───── Rows

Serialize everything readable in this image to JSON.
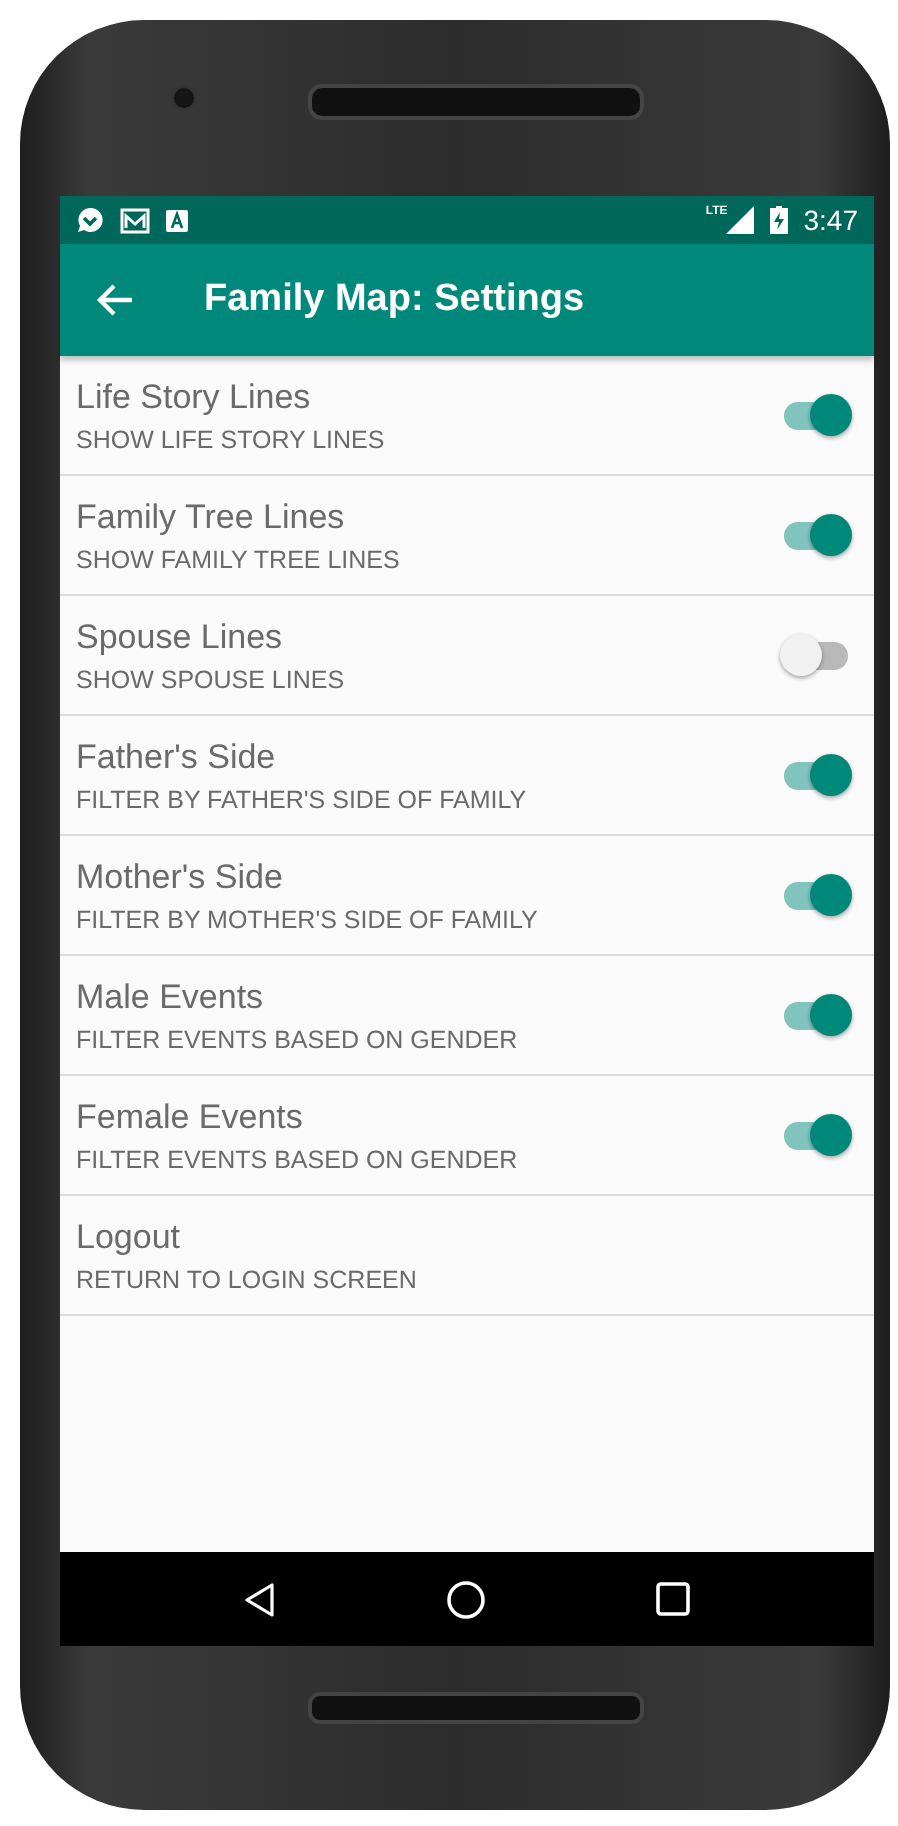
{
  "status_bar": {
    "network": "LTE",
    "time": "3:47"
  },
  "app_bar": {
    "title": "Family Map: Settings"
  },
  "settings": [
    {
      "kind": "switch",
      "title": "Life Story Lines",
      "subtitle": "SHOW LIFE STORY LINES",
      "on": true
    },
    {
      "kind": "switch",
      "title": "Family Tree Lines",
      "subtitle": "SHOW FAMILY TREE LINES",
      "on": true
    },
    {
      "kind": "switch",
      "title": "Spouse Lines",
      "subtitle": "SHOW SPOUSE LINES",
      "on": false
    },
    {
      "kind": "switch",
      "title": "Father's Side",
      "subtitle": "FILTER BY FATHER'S SIDE OF FAMILY",
      "on": true
    },
    {
      "kind": "switch",
      "title": "Mother's Side",
      "subtitle": "FILTER BY MOTHER'S SIDE OF FAMILY",
      "on": true
    },
    {
      "kind": "switch",
      "title": "Male Events",
      "subtitle": "FILTER EVENTS BASED ON GENDER",
      "on": true
    },
    {
      "kind": "switch",
      "title": "Female Events",
      "subtitle": "FILTER EVENTS BASED ON GENDER",
      "on": true
    },
    {
      "kind": "action",
      "title": "Logout",
      "subtitle": "RETURN TO LOGIN SCREEN"
    }
  ]
}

──────────

(Exercise description): Write out the records above once more, word for word, with no pictures.

(Answer below):
Serialize everything readable in this image to JSON.
{
  "status_bar": {
    "network": "LTE",
    "time": "3:47"
  },
  "app_bar": {
    "title": "Family Map: Settings"
  },
  "settings": [
    {
      "kind": "switch",
      "title": "Life Story Lines",
      "subtitle": "SHOW LIFE STORY LINES",
      "on": true
    },
    {
      "kind": "switch",
      "title": "Family Tree Lines",
      "subtitle": "SHOW FAMILY TREE LINES",
      "on": true
    },
    {
      "kind": "switch",
      "title": "Spouse Lines",
      "subtitle": "SHOW SPOUSE LINES",
      "on": false
    },
    {
      "kind": "switch",
      "title": "Father's Side",
      "subtitle": "FILTER BY FATHER'S SIDE OF FAMILY",
      "on": true
    },
    {
      "kind": "switch",
      "title": "Mother's Side",
      "subtitle": "FILTER BY MOTHER'S SIDE OF FAMILY",
      "on": true
    },
    {
      "kind": "switch",
      "title": "Male Events",
      "subtitle": "FILTER EVENTS BASED ON GENDER",
      "on": true
    },
    {
      "kind": "switch",
      "title": "Female Events",
      "subtitle": "FILTER EVENTS BASED ON GENDER",
      "on": true
    },
    {
      "kind": "action",
      "title": "Logout",
      "subtitle": "RETURN TO LOGIN SCREEN"
    }
  ]
}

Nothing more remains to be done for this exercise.